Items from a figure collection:
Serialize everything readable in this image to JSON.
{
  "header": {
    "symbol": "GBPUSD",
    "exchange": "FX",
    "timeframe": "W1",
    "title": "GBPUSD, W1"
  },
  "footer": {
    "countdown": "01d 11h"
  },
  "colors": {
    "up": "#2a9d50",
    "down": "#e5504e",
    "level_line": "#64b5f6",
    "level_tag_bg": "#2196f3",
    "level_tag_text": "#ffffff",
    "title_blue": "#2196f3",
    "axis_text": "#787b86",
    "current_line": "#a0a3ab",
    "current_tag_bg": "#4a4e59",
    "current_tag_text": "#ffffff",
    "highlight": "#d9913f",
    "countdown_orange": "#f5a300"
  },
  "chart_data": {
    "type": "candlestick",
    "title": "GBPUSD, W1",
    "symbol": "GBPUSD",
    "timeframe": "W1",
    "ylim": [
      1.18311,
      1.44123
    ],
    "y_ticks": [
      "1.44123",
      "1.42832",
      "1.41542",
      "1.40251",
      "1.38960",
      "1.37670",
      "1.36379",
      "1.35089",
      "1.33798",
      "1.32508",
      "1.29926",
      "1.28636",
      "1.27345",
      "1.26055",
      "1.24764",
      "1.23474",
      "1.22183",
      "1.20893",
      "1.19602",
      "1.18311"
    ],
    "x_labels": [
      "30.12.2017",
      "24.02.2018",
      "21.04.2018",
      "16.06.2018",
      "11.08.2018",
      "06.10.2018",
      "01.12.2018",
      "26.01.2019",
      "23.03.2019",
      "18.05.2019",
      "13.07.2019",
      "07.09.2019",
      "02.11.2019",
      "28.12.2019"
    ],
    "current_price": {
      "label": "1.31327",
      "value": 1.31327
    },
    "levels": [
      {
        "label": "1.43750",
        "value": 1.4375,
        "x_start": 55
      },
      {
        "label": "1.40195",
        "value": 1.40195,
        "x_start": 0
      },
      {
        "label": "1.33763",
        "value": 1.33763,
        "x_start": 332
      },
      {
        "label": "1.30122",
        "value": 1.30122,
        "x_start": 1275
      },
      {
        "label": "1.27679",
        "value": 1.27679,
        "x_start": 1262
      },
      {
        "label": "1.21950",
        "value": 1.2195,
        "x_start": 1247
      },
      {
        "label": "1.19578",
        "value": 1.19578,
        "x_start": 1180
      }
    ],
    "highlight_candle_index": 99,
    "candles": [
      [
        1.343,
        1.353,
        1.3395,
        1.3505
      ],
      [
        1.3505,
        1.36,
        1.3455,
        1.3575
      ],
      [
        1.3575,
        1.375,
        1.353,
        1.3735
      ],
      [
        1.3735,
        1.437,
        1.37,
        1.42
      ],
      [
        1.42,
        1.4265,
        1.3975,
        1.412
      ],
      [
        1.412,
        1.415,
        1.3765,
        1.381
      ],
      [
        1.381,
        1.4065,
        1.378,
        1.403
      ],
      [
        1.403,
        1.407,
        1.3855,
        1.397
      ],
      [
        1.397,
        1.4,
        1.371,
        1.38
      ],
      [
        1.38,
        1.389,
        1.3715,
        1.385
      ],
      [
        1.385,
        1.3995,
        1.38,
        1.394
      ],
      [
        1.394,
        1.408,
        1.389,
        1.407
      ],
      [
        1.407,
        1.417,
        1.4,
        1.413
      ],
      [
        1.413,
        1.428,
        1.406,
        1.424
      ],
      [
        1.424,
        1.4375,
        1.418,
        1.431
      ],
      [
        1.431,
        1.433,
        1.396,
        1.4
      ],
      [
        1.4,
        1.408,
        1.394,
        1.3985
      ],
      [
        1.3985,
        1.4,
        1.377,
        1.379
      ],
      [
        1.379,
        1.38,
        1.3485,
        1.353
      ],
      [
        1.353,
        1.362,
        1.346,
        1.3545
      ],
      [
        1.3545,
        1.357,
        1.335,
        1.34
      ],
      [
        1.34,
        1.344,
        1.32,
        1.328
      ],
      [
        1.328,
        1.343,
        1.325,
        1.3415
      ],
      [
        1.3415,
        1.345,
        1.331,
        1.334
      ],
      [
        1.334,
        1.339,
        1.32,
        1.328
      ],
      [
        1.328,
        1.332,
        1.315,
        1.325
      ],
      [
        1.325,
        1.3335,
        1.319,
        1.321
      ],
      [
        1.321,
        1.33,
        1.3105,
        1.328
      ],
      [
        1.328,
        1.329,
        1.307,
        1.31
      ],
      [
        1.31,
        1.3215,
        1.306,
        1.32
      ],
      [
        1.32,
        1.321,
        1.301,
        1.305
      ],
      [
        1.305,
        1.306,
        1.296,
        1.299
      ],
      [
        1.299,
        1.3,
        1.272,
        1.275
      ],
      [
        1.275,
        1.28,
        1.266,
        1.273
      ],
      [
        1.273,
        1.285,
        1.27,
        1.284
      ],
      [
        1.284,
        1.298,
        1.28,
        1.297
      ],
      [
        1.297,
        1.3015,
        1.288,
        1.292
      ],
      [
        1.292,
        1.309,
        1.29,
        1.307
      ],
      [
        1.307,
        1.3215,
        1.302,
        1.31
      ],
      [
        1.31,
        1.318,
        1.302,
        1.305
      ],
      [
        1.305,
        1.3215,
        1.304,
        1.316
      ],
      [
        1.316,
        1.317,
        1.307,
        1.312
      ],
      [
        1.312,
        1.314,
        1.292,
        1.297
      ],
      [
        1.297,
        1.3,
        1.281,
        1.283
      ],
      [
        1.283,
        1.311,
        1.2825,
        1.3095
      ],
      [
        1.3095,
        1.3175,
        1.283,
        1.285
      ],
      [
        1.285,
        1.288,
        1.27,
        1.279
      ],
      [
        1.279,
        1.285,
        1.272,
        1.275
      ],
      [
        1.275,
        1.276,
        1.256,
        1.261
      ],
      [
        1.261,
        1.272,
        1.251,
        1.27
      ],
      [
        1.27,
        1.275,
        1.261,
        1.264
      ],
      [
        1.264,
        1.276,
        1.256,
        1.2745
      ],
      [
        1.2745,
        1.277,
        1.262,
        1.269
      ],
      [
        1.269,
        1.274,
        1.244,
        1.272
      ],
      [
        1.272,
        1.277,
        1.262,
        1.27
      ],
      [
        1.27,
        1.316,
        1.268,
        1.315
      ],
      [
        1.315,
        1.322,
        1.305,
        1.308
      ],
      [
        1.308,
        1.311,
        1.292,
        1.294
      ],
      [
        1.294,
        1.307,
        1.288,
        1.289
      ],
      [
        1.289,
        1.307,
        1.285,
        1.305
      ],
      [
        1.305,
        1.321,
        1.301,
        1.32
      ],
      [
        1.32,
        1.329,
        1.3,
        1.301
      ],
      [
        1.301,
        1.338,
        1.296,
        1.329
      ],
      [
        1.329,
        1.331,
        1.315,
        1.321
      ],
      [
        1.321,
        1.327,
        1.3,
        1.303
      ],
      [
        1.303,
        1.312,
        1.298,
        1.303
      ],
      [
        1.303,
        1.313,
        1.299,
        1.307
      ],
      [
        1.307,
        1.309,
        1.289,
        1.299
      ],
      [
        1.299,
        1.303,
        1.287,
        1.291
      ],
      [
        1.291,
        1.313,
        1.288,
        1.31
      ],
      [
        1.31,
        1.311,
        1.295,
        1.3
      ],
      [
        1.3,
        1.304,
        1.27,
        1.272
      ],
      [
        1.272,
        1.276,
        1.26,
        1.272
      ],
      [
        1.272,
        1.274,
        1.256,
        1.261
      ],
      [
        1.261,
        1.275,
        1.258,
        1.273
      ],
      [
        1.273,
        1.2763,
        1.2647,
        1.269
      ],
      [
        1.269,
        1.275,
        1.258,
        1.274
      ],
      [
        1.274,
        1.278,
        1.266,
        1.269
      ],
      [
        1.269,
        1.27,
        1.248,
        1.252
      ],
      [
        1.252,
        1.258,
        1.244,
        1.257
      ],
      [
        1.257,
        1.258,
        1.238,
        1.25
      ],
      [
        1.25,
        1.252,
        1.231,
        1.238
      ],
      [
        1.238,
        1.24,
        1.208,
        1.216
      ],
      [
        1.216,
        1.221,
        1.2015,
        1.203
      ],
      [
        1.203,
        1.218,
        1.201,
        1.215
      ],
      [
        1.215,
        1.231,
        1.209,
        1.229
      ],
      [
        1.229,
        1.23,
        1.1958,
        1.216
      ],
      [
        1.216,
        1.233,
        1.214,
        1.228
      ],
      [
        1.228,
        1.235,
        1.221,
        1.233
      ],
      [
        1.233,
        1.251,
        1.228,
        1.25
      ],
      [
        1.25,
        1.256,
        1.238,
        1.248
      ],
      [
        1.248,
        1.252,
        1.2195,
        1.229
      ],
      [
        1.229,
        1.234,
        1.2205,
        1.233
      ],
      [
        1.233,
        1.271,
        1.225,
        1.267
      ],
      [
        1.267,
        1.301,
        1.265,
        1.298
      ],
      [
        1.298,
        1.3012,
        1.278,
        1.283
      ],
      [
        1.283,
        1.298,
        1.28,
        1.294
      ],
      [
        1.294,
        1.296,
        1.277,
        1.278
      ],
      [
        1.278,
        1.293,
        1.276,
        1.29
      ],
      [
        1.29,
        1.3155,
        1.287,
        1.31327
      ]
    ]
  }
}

#### THE EXERCISE:
Of all the lines in the listing above, how many contain the word "GBPUSD"? Answer with the number alone.

#### EXERCISE OUTPUT:
4